Repeat the listing exactly as given, omitting every image.
══ Source records ══
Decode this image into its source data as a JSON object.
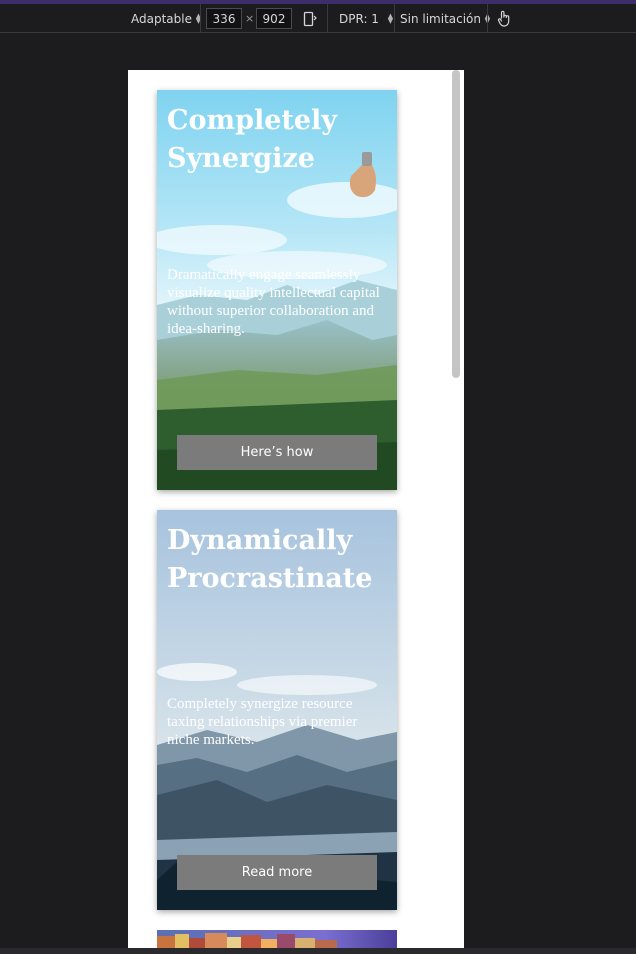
{
  "toolbar": {
    "device_mode": "Adaptable",
    "width": "336",
    "times": "×",
    "height": "902",
    "dpr_label": "DPR: 1",
    "throttling": "Sin limitación"
  },
  "cards": [
    {
      "title": "Completely Synergize",
      "text": "Dramatically engage seamlessly visualize quality intellectual capital without superior collaboration and idea-sharing.",
      "button": "Here’s how"
    },
    {
      "title": "Dynamically Procrastinate",
      "text": "Completely synergize resource taxing relationships via premier niche markets.",
      "button": "Read more"
    }
  ],
  "colors": {
    "toolbar_bg": "#1c1c1f",
    "accent": "#3d2e6b",
    "button_bg": "#7b7b7b",
    "page_bg": "#ffffff"
  }
}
═══
Final result
Decode this image into its source data as a JSON object.
{
  "toolbar": {
    "device_mode": "Adaptable",
    "width": "336",
    "times": "×",
    "height": "902",
    "dpr_label": "DPR: 1",
    "throttling": "Sin limitación"
  },
  "cards": [
    {
      "title": "Completely Synergize",
      "text": "Dramatically engage seamlessly visualize quality intellectual capital without superior collaboration and idea-sharing.",
      "button": "Here’s how"
    },
    {
      "title": "Dynamically Procrastinate",
      "text": "Completely synergize resource taxing relationships via premier niche markets.",
      "button": "Read more"
    }
  ],
  "colors": {
    "toolbar_bg": "#1c1c1f",
    "accent": "#3d2e6b",
    "button_bg": "#7b7b7b",
    "page_bg": "#ffffff"
  }
}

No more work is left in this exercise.